— Instructions to follow —
Reproduce the listing below character for character; drop every image.

— Material for the task —
- - - -

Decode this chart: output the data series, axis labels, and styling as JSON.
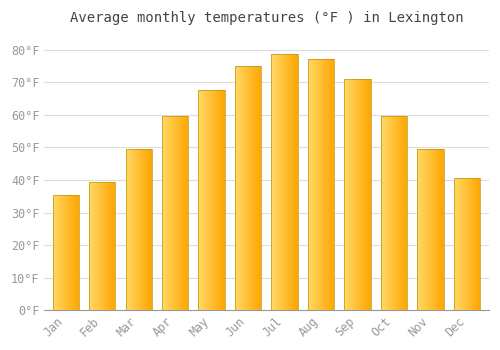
{
  "title": "Average monthly temperatures (°F ) in Lexington",
  "months": [
    "Jan",
    "Feb",
    "Mar",
    "Apr",
    "May",
    "Jun",
    "Jul",
    "Aug",
    "Sep",
    "Oct",
    "Nov",
    "Dec"
  ],
  "values": [
    35.5,
    39.5,
    49.5,
    59.5,
    67.5,
    75.0,
    78.5,
    77.0,
    71.0,
    59.5,
    49.5,
    40.5
  ],
  "bar_color_left": "#FFD966",
  "bar_color_right": "#FFA500",
  "bar_edge_color": "#c8a000",
  "background_color": "#ffffff",
  "plot_bg_color": "#ffffff",
  "grid_color": "#dddddd",
  "text_color": "#999999",
  "title_color": "#444444",
  "ylim": [
    0,
    85
  ],
  "yticks": [
    0,
    10,
    20,
    30,
    40,
    50,
    60,
    70,
    80
  ],
  "ytick_labels": [
    "0°F",
    "10°F",
    "20°F",
    "30°F",
    "40°F",
    "50°F",
    "60°F",
    "70°F",
    "80°F"
  ],
  "title_fontsize": 10,
  "tick_fontsize": 8.5,
  "bar_width": 0.72
}
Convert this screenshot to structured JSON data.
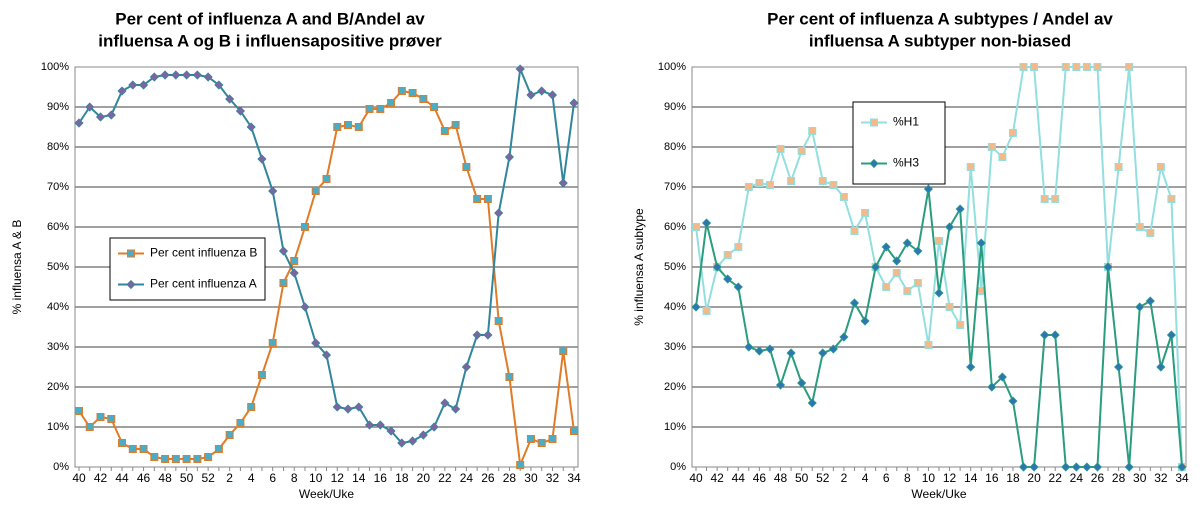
{
  "chart_data": [
    {
      "type": "line",
      "title": [
        "Per cent of influenza A and B/Andel av",
        "influensa A og B i influensapositive prøver"
      ],
      "xlabel": "Week/Uke",
      "ylabel": "% influensa A & B",
      "categories": [
        "40",
        null,
        "42",
        null,
        "44",
        null,
        "46",
        null,
        "48",
        null,
        "50",
        null,
        "52",
        null,
        "2",
        null,
        "4",
        null,
        "6",
        null,
        "8",
        null,
        "10",
        null,
        "12",
        null,
        "14",
        null,
        "16",
        null,
        "18",
        null,
        "20",
        null,
        "22",
        null,
        "24",
        null,
        "26",
        null,
        "28",
        null,
        "30",
        null,
        "32",
        null,
        "34"
      ],
      "ylim": [
        0,
        100
      ],
      "yticks": [
        {
          "value": 0,
          "label": "0%"
        },
        {
          "value": 10,
          "label": "10%"
        },
        {
          "value": 20,
          "label": "20%"
        },
        {
          "value": 30,
          "label": "30%"
        },
        {
          "value": 40,
          "label": "40%"
        },
        {
          "value": 50,
          "label": "50%"
        },
        {
          "value": 60,
          "label": "60%"
        },
        {
          "value": 70,
          "label": "70%"
        },
        {
          "value": 80,
          "label": "80%"
        },
        {
          "value": 90,
          "label": "90%"
        },
        {
          "value": 100,
          "label": "100%"
        }
      ],
      "grid": true,
      "legend": "center-left",
      "series": [
        {
          "name": "Per cent influenza B",
          "color": "#e07b28",
          "marker": "square",
          "marker_color": "#4bacc6",
          "values": [
            14,
            10,
            12.5,
            12,
            6,
            4.5,
            4.5,
            2.5,
            2,
            2,
            2,
            2,
            2.5,
            4.5,
            8,
            11,
            15,
            23,
            31,
            46,
            51.5,
            60,
            69,
            72,
            85,
            85.5,
            85,
            89.5,
            89.5,
            91,
            94,
            93.5,
            92,
            90,
            84,
            85.5,
            75,
            67,
            67,
            36.5,
            22.5,
            0.5,
            7,
            6,
            7,
            29,
            9
          ]
        },
        {
          "name": "Per cent influenza A",
          "color": "#31859c",
          "marker": "diamond",
          "marker_color": "#8064a2",
          "values": [
            86,
            90,
            87.5,
            88,
            94,
            95.5,
            95.5,
            97.5,
            98,
            98,
            98,
            98,
            97.5,
            95.5,
            92,
            89,
            85,
            77,
            69,
            54,
            48.5,
            40,
            31,
            28,
            15,
            14.5,
            15,
            10.5,
            10.5,
            9,
            6,
            6.5,
            8,
            10,
            16,
            14.5,
            25,
            33,
            33,
            63.5,
            77.5,
            99.5,
            93,
            94,
            93,
            71,
            91
          ]
        }
      ]
    },
    {
      "type": "line",
      "title": [
        "Per cent of influenza A subtypes / Andel av",
        "influensa A subtyper non-biased"
      ],
      "xlabel": "Week/Uke",
      "ylabel": "% influensa A subtype",
      "categories": [
        "40",
        null,
        "42",
        null,
        "44",
        null,
        "46",
        null,
        "48",
        null,
        "50",
        null,
        "52",
        null,
        "2",
        null,
        "4",
        null,
        "6",
        null,
        "8",
        null,
        "10",
        null,
        "12",
        null,
        "14",
        null,
        "16",
        null,
        "18",
        null,
        "20",
        null,
        "22",
        null,
        "24",
        null,
        "26",
        null,
        "28",
        null,
        "30",
        null,
        "32",
        null,
        "34"
      ],
      "ylim": [
        0,
        100
      ],
      "yticks": [
        {
          "value": 0,
          "label": "0%"
        },
        {
          "value": 10,
          "label": "10%"
        },
        {
          "value": 20,
          "label": "20%"
        },
        {
          "value": 30,
          "label": "30%"
        },
        {
          "value": 40,
          "label": "40%"
        },
        {
          "value": 50,
          "label": "50%"
        },
        {
          "value": 60,
          "label": "60%"
        },
        {
          "value": 70,
          "label": "70%"
        },
        {
          "value": 80,
          "label": "80%"
        },
        {
          "value": 90,
          "label": "90%"
        },
        {
          "value": 100,
          "label": "100%"
        }
      ],
      "grid": true,
      "legend": "upper-center-left",
      "series": [
        {
          "name": "%H1",
          "color": "#93dfe0",
          "marker": "square",
          "marker_color": "#f2b98a",
          "values": [
            60,
            39,
            50,
            53,
            55,
            70,
            71,
            70.5,
            79.5,
            71.5,
            79,
            84,
            71.5,
            70.5,
            67.5,
            59,
            63.5,
            50,
            45,
            48.5,
            44,
            46,
            30.5,
            56.5,
            40,
            35.5,
            75,
            44,
            80,
            77.5,
            83.5,
            100,
            100,
            67,
            67,
            100,
            100,
            100,
            100,
            50,
            75,
            100,
            60,
            58.5,
            75,
            67,
            0
          ]
        },
        {
          "name": "%H3",
          "color": "#2a9d7f",
          "marker": "diamond",
          "marker_color": "#2e75b6",
          "values": [
            40,
            61,
            50,
            47,
            45,
            30,
            29,
            29.5,
            20.5,
            28.5,
            21,
            16,
            28.5,
            29.5,
            32.5,
            41,
            36.5,
            50,
            55,
            51.5,
            56,
            54,
            69.5,
            43.5,
            60,
            64.5,
            25,
            56,
            20,
            22.5,
            16.5,
            0,
            0,
            33,
            33,
            0,
            0,
            0,
            0,
            50,
            25,
            0,
            40,
            41.5,
            25,
            33,
            0
          ]
        }
      ]
    }
  ]
}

- - - -

— Complete response —
Decode this chart: output the data series, axis labels, and styling as JSON.
{
  "title": "Average monthly temperatures (°F ) in Lexington",
  "months": [
    "Jan",
    "Feb",
    "Mar",
    "Apr",
    "May",
    "Jun",
    "Jul",
    "Aug",
    "Sep",
    "Oct",
    "Nov",
    "Dec"
  ],
  "values": [
    35.5,
    39.5,
    49.5,
    59.5,
    67.5,
    75.0,
    78.5,
    77.0,
    71.0,
    59.5,
    49.5,
    40.5
  ],
  "bar_color_left": "#FFD966",
  "bar_color_right": "#FFA500",
  "bar_edge_color": "#c8a000",
  "background_color": "#ffffff",
  "plot_bg_color": "#ffffff",
  "grid_color": "#dddddd",
  "text_color": "#999999",
  "title_color": "#444444",
  "ylim": [
    0,
    85
  ],
  "yticks": [
    0,
    10,
    20,
    30,
    40,
    50,
    60,
    70,
    80
  ],
  "ytick_labels": [
    "0°F",
    "10°F",
    "20°F",
    "30°F",
    "40°F",
    "50°F",
    "60°F",
    "70°F",
    "80°F"
  ],
  "title_fontsize": 10,
  "tick_fontsize": 8.5,
  "bar_width": 0.72
}
Convert this screenshot to structured JSON data.
{
  "chart_data": [
    {
      "type": "line",
      "title": [
        "Per cent of influenza A and B/Andel av",
        "influensa A og B i influensapositive prøver"
      ],
      "xlabel": "Week/Uke",
      "ylabel": "% influensa A & B",
      "categories": [
        "40",
        null,
        "42",
        null,
        "44",
        null,
        "46",
        null,
        "48",
        null,
        "50",
        null,
        "52",
        null,
        "2",
        null,
        "4",
        null,
        "6",
        null,
        "8",
        null,
        "10",
        null,
        "12",
        null,
        "14",
        null,
        "16",
        null,
        "18",
        null,
        "20",
        null,
        "22",
        null,
        "24",
        null,
        "26",
        null,
        "28",
        null,
        "30",
        null,
        "32",
        null,
        "34"
      ],
      "ylim": [
        0,
        100
      ],
      "yticks": [
        {
          "value": 0,
          "label": "0%"
        },
        {
          "value": 10,
          "label": "10%"
        },
        {
          "value": 20,
          "label": "20%"
        },
        {
          "value": 30,
          "label": "30%"
        },
        {
          "value": 40,
          "label": "40%"
        },
        {
          "value": 50,
          "label": "50%"
        },
        {
          "value": 60,
          "label": "60%"
        },
        {
          "value": 70,
          "label": "70%"
        },
        {
          "value": 80,
          "label": "80%"
        },
        {
          "value": 90,
          "label": "90%"
        },
        {
          "value": 100,
          "label": "100%"
        }
      ],
      "grid": true,
      "legend": "center-left",
      "series": [
        {
          "name": "Per cent influenza B",
          "color": "#e07b28",
          "marker": "square",
          "marker_color": "#4bacc6",
          "values": [
            14,
            10,
            12.5,
            12,
            6,
            4.5,
            4.5,
            2.5,
            2,
            2,
            2,
            2,
            2.5,
            4.5,
            8,
            11,
            15,
            23,
            31,
            46,
            51.5,
            60,
            69,
            72,
            85,
            85.5,
            85,
            89.5,
            89.5,
            91,
            94,
            93.5,
            92,
            90,
            84,
            85.5,
            75,
            67,
            67,
            36.5,
            22.5,
            0.5,
            7,
            6,
            7,
            29,
            9
          ]
        },
        {
          "name": "Per cent influenza A",
          "color": "#31859c",
          "marker": "diamond",
          "marker_color": "#8064a2",
          "values": [
            86,
            90,
            87.5,
            88,
            94,
            95.5,
            95.5,
            97.5,
            98,
            98,
            98,
            98,
            97.5,
            95.5,
            92,
            89,
            85,
            77,
            69,
            54,
            48.5,
            40,
            31,
            28,
            15,
            14.5,
            15,
            10.5,
            10.5,
            9,
            6,
            6.5,
            8,
            10,
            16,
            14.5,
            25,
            33,
            33,
            63.5,
            77.5,
            99.5,
            93,
            94,
            93,
            71,
            91
          ]
        }
      ]
    },
    {
      "type": "line",
      "title": [
        "Per cent of influenza A subtypes / Andel av",
        "influensa A subtyper non-biased"
      ],
      "xlabel": "Week/Uke",
      "ylabel": "% influensa A subtype",
      "categories": [
        "40",
        null,
        "42",
        null,
        "44",
        null,
        "46",
        null,
        "48",
        null,
        "50",
        null,
        "52",
        null,
        "2",
        null,
        "4",
        null,
        "6",
        null,
        "8",
        null,
        "10",
        null,
        "12",
        null,
        "14",
        null,
        "16",
        null,
        "18",
        null,
        "20",
        null,
        "22",
        null,
        "24",
        null,
        "26",
        null,
        "28",
        null,
        "30",
        null,
        "32",
        null,
        "34"
      ],
      "ylim": [
        0,
        100
      ],
      "yticks": [
        {
          "value": 0,
          "label": "0%"
        },
        {
          "value": 10,
          "label": "10%"
        },
        {
          "value": 20,
          "label": "20%"
        },
        {
          "value": 30,
          "label": "30%"
        },
        {
          "value": 40,
          "label": "40%"
        },
        {
          "value": 50,
          "label": "50%"
        },
        {
          "value": 60,
          "label": "60%"
        },
        {
          "value": 70,
          "label": "70%"
        },
        {
          "value": 80,
          "label": "80%"
        },
        {
          "value": 90,
          "label": "90%"
        },
        {
          "value": 100,
          "label": "100%"
        }
      ],
      "grid": true,
      "legend": "upper-center-left",
      "series": [
        {
          "name": "%H1",
          "color": "#93dfe0",
          "marker": "square",
          "marker_color": "#f2b98a",
          "values": [
            60,
            39,
            50,
            53,
            55,
            70,
            71,
            70.5,
            79.5,
            71.5,
            79,
            84,
            71.5,
            70.5,
            67.5,
            59,
            63.5,
            50,
            45,
            48.5,
            44,
            46,
            30.5,
            56.5,
            40,
            35.5,
            75,
            44,
            80,
            77.5,
            83.5,
            100,
            100,
            67,
            67,
            100,
            100,
            100,
            100,
            50,
            75,
            100,
            60,
            58.5,
            75,
            67,
            0
          ]
        },
        {
          "name": "%H3",
          "color": "#2a9d7f",
          "marker": "diamond",
          "marker_color": "#2e75b6",
          "values": [
            40,
            61,
            50,
            47,
            45,
            30,
            29,
            29.5,
            20.5,
            28.5,
            21,
            16,
            28.5,
            29.5,
            32.5,
            41,
            36.5,
            50,
            55,
            51.5,
            56,
            54,
            69.5,
            43.5,
            60,
            64.5,
            25,
            56,
            20,
            22.5,
            16.5,
            0,
            0,
            33,
            33,
            0,
            0,
            0,
            0,
            50,
            25,
            0,
            40,
            41.5,
            25,
            33,
            0
          ]
        }
      ]
    }
  ]
}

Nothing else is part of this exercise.